Task instructions. Each record that follows should be repeated exactly, minus any images.

Data shown.

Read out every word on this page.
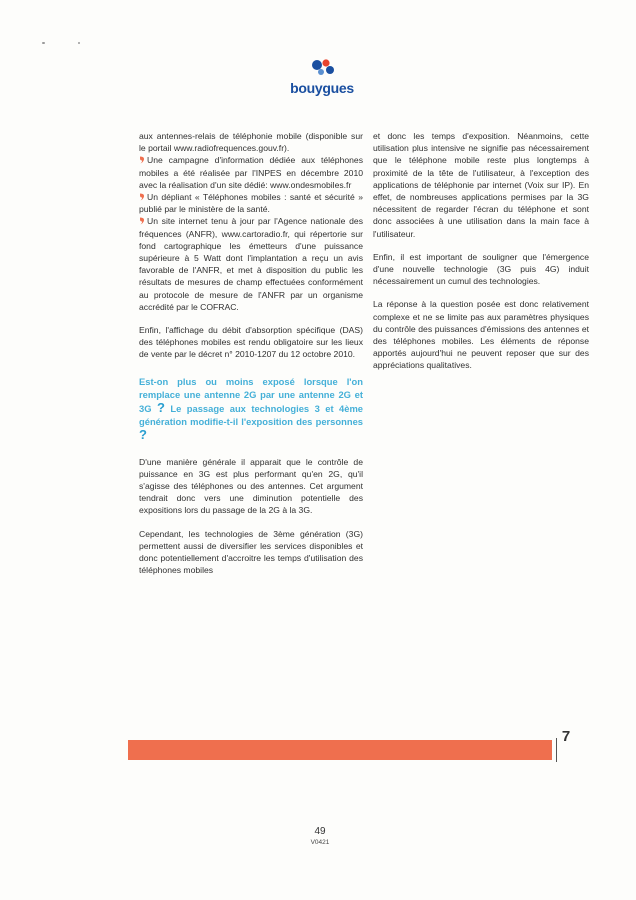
bouygues

aux antennes-relais de téléphonie mobile (disponible sur le portail www.radiofrequences.gouv.fr).

Une campagne d'information dédiée aux téléphones mobiles a été réalisée par l'INPES en décembre 2010 avec la réalisation d'un site dédié: www.ondesmobiles.fr

Un dépliant « Téléphones mobiles : santé et sécurité » publié par le ministère de la santé.

Un site internet tenu à jour par l'Agence nationale des fréquences (ANFR), www.cartoradio.fr, qui répertorie sur fond cartographique les émetteurs d'une puissance supérieure à 5 Watt dont l'implantation a reçu un avis favorable de l'ANFR, et met à disposition du public les résultats de mesures de champ effectuées conformément au protocole de mesure de l'ANFR par un organisme accrédité par le COFRAC.

Enfin, l'affichage du débit d'absorption spécifique (DAS) des téléphones mobiles est rendu obligatoire sur les lieux de vente par le décret n° 2010-1207 du 12 octobre 2010.

Est-on plus ou moins exposé lorsque l'on remplace une antenne 2G par une antenne 2G et 3G ? Le passage aux technologies 3 et 4ème génération modifie-t-il l'exposition des personnes ?

D'une manière générale il apparait que le contrôle de puissance en 3G est plus performant qu'en 2G, qu'il s'agisse des téléphones ou des antennes. Cet argument tendrait donc vers une diminution potentielle des expositions lors du passage de la 2G à la 3G.

Cependant, les technologies de 3ème génération (3G) permettent aussi de diversifier les services disponibles et donc potentiellement d'accroitre les temps d'utilisation des téléphones mobiles

et donc les temps d'exposition. Néanmoins, cette utilisation plus intensive ne signifie pas nécessairement que le téléphone mobile reste plus longtemps à proximité de la tête de l'utilisateur, à l'exception des applications de téléphonie par internet (Voix sur IP). En effet, de nombreuses applications permises par la 3G nécessitent de regarder l'écran du téléphone et sont donc associées à une utilisation dans la main face à l'utilisateur.

Enfin, il est important de souligner que l'émergence d'une nouvelle technologie (3G puis 4G) induit nécessairement un cumul des technologies.

La réponse à la question posée est donc relativement complexe et ne se limite pas aux paramètres physiques du contrôle des puissances d'émissions des antennes et des téléphones mobiles. Les éléments de réponse apportés aujourd'hui ne peuvent reposer que sur des appréciations qualitatives.

7
49
V0421
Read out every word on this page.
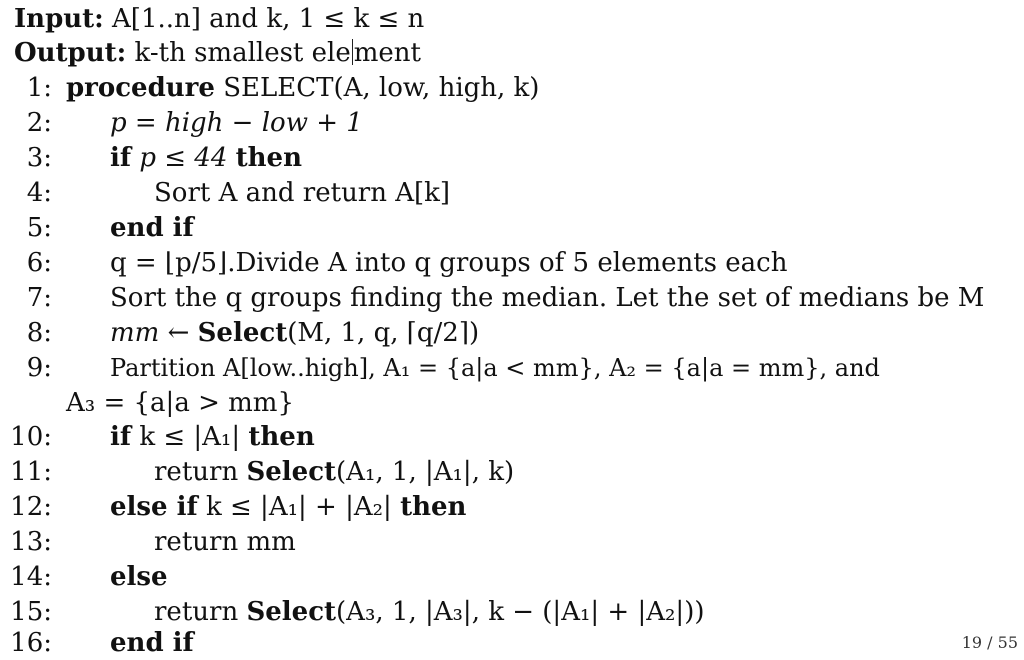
Input: A[1..n] and k, 1 ≤ k ≤ n
Output: k-th smallest ele ment
1: procedure SELECT(A, low, high, k)
2: p = high − low + 1
3: if p ≤ 44 then
4:	Sort A and return A[k]
5: end if
6: q = ⌊p/5⌋.Divide A into q groups of 5 elements each
7: Sort the q groups finding the median. Let the set of medians be M
8: mm ← Select(M, 1, q, ⌈q/2⌉)
9: Partition A[low..high], A₁ = {a|a < mm}, A₂ = {a|a = mm}, and
A₃ = {a|a > mm}
10: if k ≤ |A₁| then
11:	return Select(A₁, 1, |A₁|, k)
12: else if k ≤ |A₁| + |A₂| then
13:	return mm
14: else
15:	return Select(A₃, 1, |A₃|, k − (|A₁| + |A₂|))
16: end if	19 / 55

Task solution.
Read out every word on this page.
bouygues

aux antennes-relais de téléphonie mobile (disponible sur le portail www.radiofrequences.gouv.fr).

Une campagne d'information dédiée aux téléphones mobiles a été réalisée par l'INPES en décembre 2010 avec la réalisation d'un site dédié: www.ondesmobiles.fr

Un dépliant « Téléphones mobiles : santé et sécurité » publié par le ministère de la santé.

Un site internet tenu à jour par l'Agence nationale des fréquences (ANFR), www.cartoradio.fr, qui répertorie sur fond cartographique les émetteurs d'une puissance supérieure à 5 Watt dont l'implantation a reçu un avis favorable de l'ANFR, et met à disposition du public les résultats de mesures de champ effectuées conformément au protocole de mesure de l'ANFR par un organisme accrédité par le COFRAC.

Enfin, l'affichage du débit d'absorption spécifique (DAS) des téléphones mobiles est rendu obligatoire sur les lieux de vente par le décret n° 2010-1207 du 12 octobre 2010.

Est-on plus ou moins exposé lorsque l'on remplace une antenne 2G par une antenne 2G et 3G ? Le passage aux technologies 3 et 4ème génération modifie-t-il l'exposition des personnes ?

D'une manière générale il apparait que le contrôle de puissance en 3G est plus performant qu'en 2G, qu'il s'agisse des téléphones ou des antennes. Cet argument tendrait donc vers une diminution potentielle des expositions lors du passage de la 2G à la 3G.

Cependant, les technologies de 3ème génération (3G) permettent aussi de diversifier les services disponibles et donc potentiellement d'accroitre les temps d'utilisation des téléphones mobiles

et donc les temps d'exposition. Néanmoins, cette utilisation plus intensive ne signifie pas nécessairement que le téléphone mobile reste plus longtemps à proximité de la tête de l'utilisateur, à l'exception des applications de téléphonie par internet (Voix sur IP). En effet, de nombreuses applications permises par la 3G nécessitent de regarder l'écran du téléphone et sont donc associées à une utilisation dans la main face à l'utilisateur.

Enfin, il est important de souligner que l'émergence d'une nouvelle technologie (3G puis 4G) induit nécessairement un cumul des technologies.

La réponse à la question posée est donc relativement complexe et ne se limite pas aux paramètres physiques du contrôle des puissances d'émissions des antennes et des téléphones mobiles. Les éléments de réponse apportés aujourd'hui ne peuvent reposer que sur des appréciations qualitatives.

7
49
V0421
Read out every word on this page.
Input: A[1..n] and k, 1 ≤ k ≤ n
Output: k-th smallest ele ment
1: procedure SELECT(A, low, high, k)
2: p = high − low + 1
3: if p ≤ 44 then
4:	Sort A and return A[k]
5: end if
6: q = ⌊p/5⌋.Divide A into q groups of 5 elements each
7: Sort the q groups finding the median. Let the set of medians be M
8: mm ← Select(M, 1, q, ⌈q/2⌉)
9: Partition A[low..high], A₁ = {a|a < mm}, A₂ = {a|a = mm}, and
A₃ = {a|a > mm}
10: if k ≤ |A₁| then
11:	return Select(A₁, 1, |A₁|, k)
12: else if k ≤ |A₁| + |A₂| then
13:	return mm
14: else
15:	return Select(A₃, 1, |A₃|, k − (|A₁| + |A₂|))
16: end if	19 / 55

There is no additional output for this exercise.